▶ What you need to do: Your task is to repeat the listing exactly.

▶ Dataset entries:
-- -- --

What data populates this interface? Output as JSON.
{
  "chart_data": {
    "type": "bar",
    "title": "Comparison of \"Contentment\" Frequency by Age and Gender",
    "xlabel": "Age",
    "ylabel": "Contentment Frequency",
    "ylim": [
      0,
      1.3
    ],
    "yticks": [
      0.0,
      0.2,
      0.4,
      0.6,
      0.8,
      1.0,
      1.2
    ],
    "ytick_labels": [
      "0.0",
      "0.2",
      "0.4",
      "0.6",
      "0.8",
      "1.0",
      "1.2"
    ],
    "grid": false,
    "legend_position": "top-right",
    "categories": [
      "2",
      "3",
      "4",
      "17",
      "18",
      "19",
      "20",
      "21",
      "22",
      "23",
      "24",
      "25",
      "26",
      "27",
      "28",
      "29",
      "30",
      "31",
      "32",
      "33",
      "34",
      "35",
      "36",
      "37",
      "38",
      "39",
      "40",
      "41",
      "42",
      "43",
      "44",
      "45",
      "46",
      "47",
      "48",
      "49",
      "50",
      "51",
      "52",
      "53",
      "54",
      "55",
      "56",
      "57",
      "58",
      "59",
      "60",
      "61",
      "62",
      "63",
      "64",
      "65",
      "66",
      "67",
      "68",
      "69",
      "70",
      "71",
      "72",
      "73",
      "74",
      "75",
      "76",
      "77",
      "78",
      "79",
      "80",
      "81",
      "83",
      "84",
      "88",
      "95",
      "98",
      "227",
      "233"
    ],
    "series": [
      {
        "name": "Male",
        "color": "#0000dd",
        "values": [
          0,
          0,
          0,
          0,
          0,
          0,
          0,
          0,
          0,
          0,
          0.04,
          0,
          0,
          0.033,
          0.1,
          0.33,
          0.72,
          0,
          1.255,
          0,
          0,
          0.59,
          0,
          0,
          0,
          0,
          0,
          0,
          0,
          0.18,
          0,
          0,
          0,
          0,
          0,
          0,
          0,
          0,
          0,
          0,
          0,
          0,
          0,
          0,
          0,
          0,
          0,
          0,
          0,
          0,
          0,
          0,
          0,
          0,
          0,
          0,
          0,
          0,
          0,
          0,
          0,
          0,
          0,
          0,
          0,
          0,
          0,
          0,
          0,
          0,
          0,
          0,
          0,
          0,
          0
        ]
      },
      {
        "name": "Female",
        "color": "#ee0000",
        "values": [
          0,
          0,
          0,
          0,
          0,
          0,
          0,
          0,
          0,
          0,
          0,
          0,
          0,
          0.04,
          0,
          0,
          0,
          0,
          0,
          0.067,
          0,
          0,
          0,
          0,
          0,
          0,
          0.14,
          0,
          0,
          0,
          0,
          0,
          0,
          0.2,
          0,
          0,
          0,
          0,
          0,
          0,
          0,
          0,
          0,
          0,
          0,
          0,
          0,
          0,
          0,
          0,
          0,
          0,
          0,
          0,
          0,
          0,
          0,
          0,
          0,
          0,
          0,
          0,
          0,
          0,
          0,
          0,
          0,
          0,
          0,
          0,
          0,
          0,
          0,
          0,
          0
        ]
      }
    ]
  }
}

-- -- --

▶ Finished exercise:
What data populates this interface? Output as JSON.
{
  "chart_data": {
    "type": "bar",
    "title": "Comparison of \"Contentment\" Frequency by Age and Gender",
    "xlabel": "Age",
    "ylabel": "Contentment Frequency",
    "ylim": [
      0,
      1.3
    ],
    "yticks": [
      0.0,
      0.2,
      0.4,
      0.6,
      0.8,
      1.0,
      1.2
    ],
    "ytick_labels": [
      "0.0",
      "0.2",
      "0.4",
      "0.6",
      "0.8",
      "1.0",
      "1.2"
    ],
    "grid": false,
    "legend_position": "top-right",
    "categories": [
      "2",
      "3",
      "4",
      "17",
      "18",
      "19",
      "20",
      "21",
      "22",
      "23",
      "24",
      "25",
      "26",
      "27",
      "28",
      "29",
      "30",
      "31",
      "32",
      "33",
      "34",
      "35",
      "36",
      "37",
      "38",
      "39",
      "40",
      "41",
      "42",
      "43",
      "44",
      "45",
      "46",
      "47",
      "48",
      "49",
      "50",
      "51",
      "52",
      "53",
      "54",
      "55",
      "56",
      "57",
      "58",
      "59",
      "60",
      "61",
      "62",
      "63",
      "64",
      "65",
      "66",
      "67",
      "68",
      "69",
      "70",
      "71",
      "72",
      "73",
      "74",
      "75",
      "76",
      "77",
      "78",
      "79",
      "80",
      "81",
      "83",
      "84",
      "88",
      "95",
      "98",
      "227",
      "233"
    ],
    "series": [
      {
        "name": "Male",
        "color": "#0000dd",
        "values": [
          0,
          0,
          0,
          0,
          0,
          0,
          0,
          0,
          0,
          0,
          0.04,
          0,
          0,
          0.033,
          0.1,
          0.33,
          0.72,
          0,
          1.255,
          0,
          0,
          0.59,
          0,
          0,
          0,
          0,
          0,
          0,
          0,
          0.18,
          0,
          0,
          0,
          0,
          0,
          0,
          0,
          0,
          0,
          0,
          0,
          0,
          0,
          0,
          0,
          0,
          0,
          0,
          0,
          0,
          0,
          0,
          0,
          0,
          0,
          0,
          0,
          0,
          0,
          0,
          0,
          0,
          0,
          0,
          0,
          0,
          0,
          0,
          0,
          0,
          0,
          0,
          0,
          0,
          0
        ]
      },
      {
        "name": "Female",
        "color": "#ee0000",
        "values": [
          0,
          0,
          0,
          0,
          0,
          0,
          0,
          0,
          0,
          0,
          0,
          0,
          0,
          0.04,
          0,
          0,
          0,
          0,
          0,
          0.067,
          0,
          0,
          0,
          0,
          0,
          0,
          0.14,
          0,
          0,
          0,
          0,
          0,
          0,
          0.2,
          0,
          0,
          0,
          0,
          0,
          0,
          0,
          0,
          0,
          0,
          0,
          0,
          0,
          0,
          0,
          0,
          0,
          0,
          0,
          0,
          0,
          0,
          0,
          0,
          0,
          0,
          0,
          0,
          0,
          0,
          0,
          0,
          0,
          0,
          0,
          0,
          0,
          0,
          0,
          0,
          0
        ]
      }
    ]
  }
}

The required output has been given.